Write out all of the lines below, exactly and completely.

════════

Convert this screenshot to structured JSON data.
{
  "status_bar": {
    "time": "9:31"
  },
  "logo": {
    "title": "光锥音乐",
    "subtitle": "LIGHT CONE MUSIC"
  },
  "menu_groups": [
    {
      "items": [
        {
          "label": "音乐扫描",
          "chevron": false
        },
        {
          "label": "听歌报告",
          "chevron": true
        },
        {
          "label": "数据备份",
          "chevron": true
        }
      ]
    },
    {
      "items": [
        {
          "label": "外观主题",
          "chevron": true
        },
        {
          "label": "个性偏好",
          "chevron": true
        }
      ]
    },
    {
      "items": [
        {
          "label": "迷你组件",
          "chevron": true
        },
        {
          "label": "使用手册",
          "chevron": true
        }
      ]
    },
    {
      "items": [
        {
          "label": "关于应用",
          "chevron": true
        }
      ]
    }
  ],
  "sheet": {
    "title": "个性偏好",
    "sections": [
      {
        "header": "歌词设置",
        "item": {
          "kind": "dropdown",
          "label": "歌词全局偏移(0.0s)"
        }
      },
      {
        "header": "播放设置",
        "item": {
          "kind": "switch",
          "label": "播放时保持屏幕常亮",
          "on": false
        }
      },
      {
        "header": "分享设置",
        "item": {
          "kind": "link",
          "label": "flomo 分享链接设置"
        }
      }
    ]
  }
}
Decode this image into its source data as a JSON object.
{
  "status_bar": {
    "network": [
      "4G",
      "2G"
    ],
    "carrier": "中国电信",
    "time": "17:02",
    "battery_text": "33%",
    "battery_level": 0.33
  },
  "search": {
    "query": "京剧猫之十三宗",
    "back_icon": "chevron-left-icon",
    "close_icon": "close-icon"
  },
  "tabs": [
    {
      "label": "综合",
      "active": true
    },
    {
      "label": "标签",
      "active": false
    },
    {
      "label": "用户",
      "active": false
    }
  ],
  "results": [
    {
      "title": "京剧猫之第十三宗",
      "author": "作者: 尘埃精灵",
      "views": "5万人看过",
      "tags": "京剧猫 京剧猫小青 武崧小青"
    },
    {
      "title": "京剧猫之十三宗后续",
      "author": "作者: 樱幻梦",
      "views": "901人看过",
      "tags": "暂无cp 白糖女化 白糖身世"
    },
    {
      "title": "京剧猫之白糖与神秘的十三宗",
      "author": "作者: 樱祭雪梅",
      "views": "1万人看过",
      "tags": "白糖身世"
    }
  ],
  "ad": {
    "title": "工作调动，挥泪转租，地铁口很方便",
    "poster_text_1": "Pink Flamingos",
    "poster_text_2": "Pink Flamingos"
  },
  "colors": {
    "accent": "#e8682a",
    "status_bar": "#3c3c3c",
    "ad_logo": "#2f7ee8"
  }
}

════════

*Final answer*
Convert this screenshot to structured JSON data.
{
  "status_bar": {
    "time": "9:31"
  },
  "logo": {
    "title": "光锥音乐",
    "subtitle": "LIGHT CONE MUSIC"
  },
  "menu_groups": [
    {
      "items": [
        {
          "label": "音乐扫描",
          "chevron": false
        },
        {
          "label": "听歌报告",
          "chevron": true
        },
        {
          "label": "数据备份",
          "chevron": true
        }
      ]
    },
    {
      "items": [
        {
          "label": "外观主题",
          "chevron": true
        },
        {
          "label": "个性偏好",
          "chevron": true
        }
      ]
    },
    {
      "items": [
        {
          "label": "迷你组件",
          "chevron": true
        },
        {
          "label": "使用手册",
          "chevron": true
        }
      ]
    },
    {
      "items": [
        {
          "label": "关于应用",
          "chevron": true
        }
      ]
    }
  ],
  "sheet": {
    "title": "个性偏好",
    "sections": [
      {
        "header": "歌词设置",
        "item": {
          "kind": "dropdown",
          "label": "歌词全局偏移(0.0s)"
        }
      },
      {
        "header": "播放设置",
        "item": {
          "kind": "switch",
          "label": "播放时保持屏幕常亮",
          "on": false
        }
      },
      {
        "header": "分享设置",
        "item": {
          "kind": "link",
          "label": "flomo 分享链接设置"
        }
      }
    ]
  }
}
Decode this image into its source data as a JSON object.
{
  "status_bar": {
    "network": [
      "4G",
      "2G"
    ],
    "carrier": "中国电信",
    "time": "17:02",
    "battery_text": "33%",
    "battery_level": 0.33
  },
  "search": {
    "query": "京剧猫之十三宗",
    "back_icon": "chevron-left-icon",
    "close_icon": "close-icon"
  },
  "tabs": [
    {
      "label": "综合",
      "active": true
    },
    {
      "label": "标签",
      "active": false
    },
    {
      "label": "用户",
      "active": false
    }
  ],
  "results": [
    {
      "title": "京剧猫之第十三宗",
      "author": "作者: 尘埃精灵",
      "views": "5万人看过",
      "tags": "京剧猫 京剧猫小青 武崧小青"
    },
    {
      "title": "京剧猫之十三宗后续",
      "author": "作者: 樱幻梦",
      "views": "901人看过",
      "tags": "暂无cp 白糖女化 白糖身世"
    },
    {
      "title": "京剧猫之白糖与神秘的十三宗",
      "author": "作者: 樱祭雪梅",
      "views": "1万人看过",
      "tags": "白糖身世"
    }
  ],
  "ad": {
    "title": "工作调动，挥泪转租，地铁口很方便",
    "poster_text_1": "Pink Flamingos",
    "poster_text_2": "Pink Flamingos"
  },
  "colors": {
    "accent": "#e8682a",
    "status_bar": "#3c3c3c",
    "ad_logo": "#2f7ee8"
  }
}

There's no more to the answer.